Short exercise: Retype every line of the listing below with no changes.

Source data:
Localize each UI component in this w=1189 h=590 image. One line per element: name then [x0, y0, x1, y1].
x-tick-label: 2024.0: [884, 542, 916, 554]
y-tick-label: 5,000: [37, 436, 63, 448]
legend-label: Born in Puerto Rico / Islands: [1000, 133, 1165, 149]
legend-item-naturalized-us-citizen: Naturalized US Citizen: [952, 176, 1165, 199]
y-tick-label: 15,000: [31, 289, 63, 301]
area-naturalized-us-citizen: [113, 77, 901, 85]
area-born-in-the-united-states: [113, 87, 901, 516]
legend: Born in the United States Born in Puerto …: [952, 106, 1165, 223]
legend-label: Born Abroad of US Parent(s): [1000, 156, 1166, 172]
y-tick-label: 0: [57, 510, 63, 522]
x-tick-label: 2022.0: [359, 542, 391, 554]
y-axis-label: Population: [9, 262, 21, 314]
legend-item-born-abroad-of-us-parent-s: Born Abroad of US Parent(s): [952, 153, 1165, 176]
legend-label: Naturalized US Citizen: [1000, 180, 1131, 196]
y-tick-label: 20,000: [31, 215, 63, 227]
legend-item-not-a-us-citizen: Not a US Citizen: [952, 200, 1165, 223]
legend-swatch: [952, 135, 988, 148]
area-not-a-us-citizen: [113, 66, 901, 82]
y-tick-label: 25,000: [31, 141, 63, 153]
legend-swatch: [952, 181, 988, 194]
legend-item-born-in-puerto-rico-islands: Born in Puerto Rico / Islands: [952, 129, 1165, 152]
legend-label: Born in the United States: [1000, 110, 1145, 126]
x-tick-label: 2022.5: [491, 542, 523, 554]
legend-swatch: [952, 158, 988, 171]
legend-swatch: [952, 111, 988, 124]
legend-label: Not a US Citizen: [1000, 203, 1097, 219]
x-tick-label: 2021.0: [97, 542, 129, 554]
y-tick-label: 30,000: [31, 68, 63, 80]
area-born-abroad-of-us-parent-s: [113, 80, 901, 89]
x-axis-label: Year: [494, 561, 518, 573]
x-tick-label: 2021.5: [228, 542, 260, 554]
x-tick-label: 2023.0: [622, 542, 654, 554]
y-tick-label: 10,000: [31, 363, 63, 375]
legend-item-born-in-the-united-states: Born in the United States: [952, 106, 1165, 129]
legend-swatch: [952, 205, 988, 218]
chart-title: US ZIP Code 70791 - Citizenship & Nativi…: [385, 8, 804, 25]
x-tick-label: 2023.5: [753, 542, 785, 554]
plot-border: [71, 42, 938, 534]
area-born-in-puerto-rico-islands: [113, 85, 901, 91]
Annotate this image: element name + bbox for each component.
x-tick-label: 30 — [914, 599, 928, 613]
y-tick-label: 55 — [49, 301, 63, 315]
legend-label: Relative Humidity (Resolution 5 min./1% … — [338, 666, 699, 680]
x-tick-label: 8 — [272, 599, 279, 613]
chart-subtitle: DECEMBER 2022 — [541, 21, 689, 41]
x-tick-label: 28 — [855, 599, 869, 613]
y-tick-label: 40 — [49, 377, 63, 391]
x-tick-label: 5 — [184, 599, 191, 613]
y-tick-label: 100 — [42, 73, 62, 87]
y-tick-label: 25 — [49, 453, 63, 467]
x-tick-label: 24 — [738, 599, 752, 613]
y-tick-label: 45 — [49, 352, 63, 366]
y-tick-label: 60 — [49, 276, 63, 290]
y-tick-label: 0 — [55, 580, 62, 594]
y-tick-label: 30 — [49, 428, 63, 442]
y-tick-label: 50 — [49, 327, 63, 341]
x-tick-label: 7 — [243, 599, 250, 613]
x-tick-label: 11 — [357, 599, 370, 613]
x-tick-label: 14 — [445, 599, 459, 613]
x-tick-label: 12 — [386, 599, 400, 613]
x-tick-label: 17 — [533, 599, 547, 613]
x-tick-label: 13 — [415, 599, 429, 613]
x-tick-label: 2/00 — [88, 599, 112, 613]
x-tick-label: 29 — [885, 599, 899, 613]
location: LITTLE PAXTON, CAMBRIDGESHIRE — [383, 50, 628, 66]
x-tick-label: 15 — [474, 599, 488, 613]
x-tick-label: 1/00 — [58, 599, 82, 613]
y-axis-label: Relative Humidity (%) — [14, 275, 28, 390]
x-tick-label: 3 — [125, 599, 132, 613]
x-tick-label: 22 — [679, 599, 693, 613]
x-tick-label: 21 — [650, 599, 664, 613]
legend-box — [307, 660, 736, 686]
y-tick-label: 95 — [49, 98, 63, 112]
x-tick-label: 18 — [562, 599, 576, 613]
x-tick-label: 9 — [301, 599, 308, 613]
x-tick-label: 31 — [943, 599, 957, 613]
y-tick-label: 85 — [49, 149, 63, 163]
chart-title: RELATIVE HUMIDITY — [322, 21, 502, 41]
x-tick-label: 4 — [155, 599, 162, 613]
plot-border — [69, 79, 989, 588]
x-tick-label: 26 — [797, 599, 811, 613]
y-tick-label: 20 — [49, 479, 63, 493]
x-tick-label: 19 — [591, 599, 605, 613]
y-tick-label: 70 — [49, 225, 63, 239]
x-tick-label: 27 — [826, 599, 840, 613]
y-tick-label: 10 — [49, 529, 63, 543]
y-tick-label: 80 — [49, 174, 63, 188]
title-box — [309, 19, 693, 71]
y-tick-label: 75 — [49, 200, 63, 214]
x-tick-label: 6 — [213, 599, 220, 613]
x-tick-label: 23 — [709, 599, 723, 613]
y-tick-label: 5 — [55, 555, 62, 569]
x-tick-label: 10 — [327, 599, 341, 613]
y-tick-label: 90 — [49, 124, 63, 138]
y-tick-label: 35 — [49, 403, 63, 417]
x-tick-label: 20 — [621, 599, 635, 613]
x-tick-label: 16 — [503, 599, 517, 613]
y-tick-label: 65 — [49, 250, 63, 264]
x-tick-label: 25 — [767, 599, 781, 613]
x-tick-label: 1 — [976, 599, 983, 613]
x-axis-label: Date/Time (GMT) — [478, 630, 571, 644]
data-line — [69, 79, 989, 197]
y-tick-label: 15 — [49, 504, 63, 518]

Task answer:
Localize each UI component in this w=1189 h=590 image. One line per element: name then [x0, y0, x1, y1].
x-tick-label: 2024.0: [884, 542, 916, 554]
y-tick-label: 5,000: [37, 436, 63, 448]
legend-label: Born in Puerto Rico / Islands: [1000, 133, 1165, 149]
legend-item-naturalized-us-citizen: Naturalized US Citizen: [952, 176, 1165, 199]
y-tick-label: 15,000: [31, 289, 63, 301]
area-naturalized-us-citizen: [113, 77, 901, 85]
area-born-in-the-united-states: [113, 87, 901, 516]
legend: Born in the United States Born in Puerto …: [952, 106, 1165, 223]
legend-label: Born Abroad of US Parent(s): [1000, 156, 1166, 172]
y-tick-label: 0: [57, 510, 63, 522]
x-tick-label: 2022.0: [359, 542, 391, 554]
y-axis-label: Population: [9, 262, 21, 314]
legend-item-born-abroad-of-us-parent-s: Born Abroad of US Parent(s): [952, 153, 1165, 176]
legend-label: Naturalized US Citizen: [1000, 180, 1131, 196]
y-tick-label: 20,000: [31, 215, 63, 227]
legend-item-not-a-us-citizen: Not a US Citizen: [952, 200, 1165, 223]
legend-swatch: [952, 135, 988, 148]
area-not-a-us-citizen: [113, 66, 901, 82]
y-tick-label: 25,000: [31, 141, 63, 153]
legend-swatch: [952, 181, 988, 194]
legend-item-born-in-puerto-rico-islands: Born in Puerto Rico / Islands: [952, 129, 1165, 152]
legend-label: Born in the United States: [1000, 110, 1145, 126]
x-tick-label: 2022.5: [491, 542, 523, 554]
legend-swatch: [952, 158, 988, 171]
legend-swatch: [952, 111, 988, 124]
legend-label: Not a US Citizen: [1000, 203, 1097, 219]
x-tick-label: 2021.0: [97, 542, 129, 554]
y-tick-label: 30,000: [31, 68, 63, 80]
area-born-abroad-of-us-parent-s: [113, 80, 901, 89]
x-axis-label: Year: [494, 561, 518, 573]
x-tick-label: 2021.5: [228, 542, 260, 554]
x-tick-label: 2023.0: [622, 542, 654, 554]
y-tick-label: 10,000: [31, 363, 63, 375]
legend-item-born-in-the-united-states: Born in the United States: [952, 106, 1165, 129]
legend-swatch: [952, 205, 988, 218]
chart-title: US ZIP Code 70791 - Citizenship & Nativi…: [385, 8, 804, 25]
x-tick-label: 2023.5: [753, 542, 785, 554]
plot-border: [71, 42, 938, 534]
area-born-in-puerto-rico-islands: [113, 85, 901, 91]
Annotate this image: element name + bbox for each component.
x-tick-label: 30 — [914, 599, 928, 613]
y-tick-label: 55 — [49, 301, 63, 315]
legend-label: Relative Humidity (Resolution 5 min./1% … — [338, 666, 699, 680]
x-tick-label: 8 — [272, 599, 279, 613]
chart-subtitle: DECEMBER 2022 — [541, 21, 689, 41]
x-tick-label: 28 — [855, 599, 869, 613]
y-tick-label: 40 — [49, 377, 63, 391]
x-tick-label: 5 — [184, 599, 191, 613]
y-tick-label: 100 — [42, 73, 62, 87]
y-tick-label: 25 — [49, 453, 63, 467]
x-tick-label: 24 — [738, 599, 752, 613]
y-tick-label: 45 — [49, 352, 63, 366]
y-tick-label: 60 — [49, 276, 63, 290]
y-tick-label: 0 — [55, 580, 62, 594]
y-tick-label: 30 — [49, 428, 63, 442]
y-tick-label: 50 — [49, 327, 63, 341]
x-tick-label: 7 — [243, 599, 250, 613]
x-tick-label: 11 — [357, 599, 370, 613]
x-tick-label: 14 — [445, 599, 459, 613]
x-tick-label: 12 — [386, 599, 400, 613]
x-tick-label: 17 — [533, 599, 547, 613]
x-tick-label: 13 — [415, 599, 429, 613]
x-tick-label: 2/00 — [88, 599, 112, 613]
x-tick-label: 29 — [885, 599, 899, 613]
location: LITTLE PAXTON, CAMBRIDGESHIRE — [383, 50, 628, 66]
x-tick-label: 15 — [474, 599, 488, 613]
x-tick-label: 1/00 — [58, 599, 82, 613]
y-axis-label: Relative Humidity (%) — [14, 275, 28, 390]
x-tick-label: 3 — [125, 599, 132, 613]
x-tick-label: 22 — [679, 599, 693, 613]
x-tick-label: 21 — [650, 599, 664, 613]
legend-box — [307, 660, 736, 686]
y-tick-label: 95 — [49, 98, 63, 112]
x-tick-label: 18 — [562, 599, 576, 613]
x-tick-label: 9 — [301, 599, 308, 613]
x-tick-label: 31 — [943, 599, 957, 613]
y-tick-label: 85 — [49, 149, 63, 163]
chart-title: RELATIVE HUMIDITY — [322, 21, 502, 41]
x-tick-label: 4 — [155, 599, 162, 613]
plot-border — [69, 79, 989, 588]
x-tick-label: 26 — [797, 599, 811, 613]
y-tick-label: 20 — [49, 479, 63, 493]
x-tick-label: 19 — [591, 599, 605, 613]
y-tick-label: 70 — [49, 225, 63, 239]
x-tick-label: 27 — [826, 599, 840, 613]
y-tick-label: 10 — [49, 529, 63, 543]
y-tick-label: 80 — [49, 174, 63, 188]
title-box — [309, 19, 693, 71]
y-tick-label: 75 — [49, 200, 63, 214]
x-tick-label: 6 — [213, 599, 220, 613]
x-tick-label: 23 — [709, 599, 723, 613]
y-tick-label: 5 — [55, 555, 62, 569]
x-tick-label: 10 — [327, 599, 341, 613]
y-tick-label: 90 — [49, 124, 63, 138]
y-tick-label: 35 — [49, 403, 63, 417]
x-tick-label: 20 — [621, 599, 635, 613]
x-tick-label: 16 — [503, 599, 517, 613]
y-tick-label: 65 — [49, 250, 63, 264]
x-tick-label: 25 — [767, 599, 781, 613]
x-tick-label: 1 — [976, 599, 983, 613]
x-axis-label: Date/Time (GMT) — [478, 630, 571, 644]
data-line — [69, 79, 989, 197]
y-tick-label: 15 — [49, 504, 63, 518]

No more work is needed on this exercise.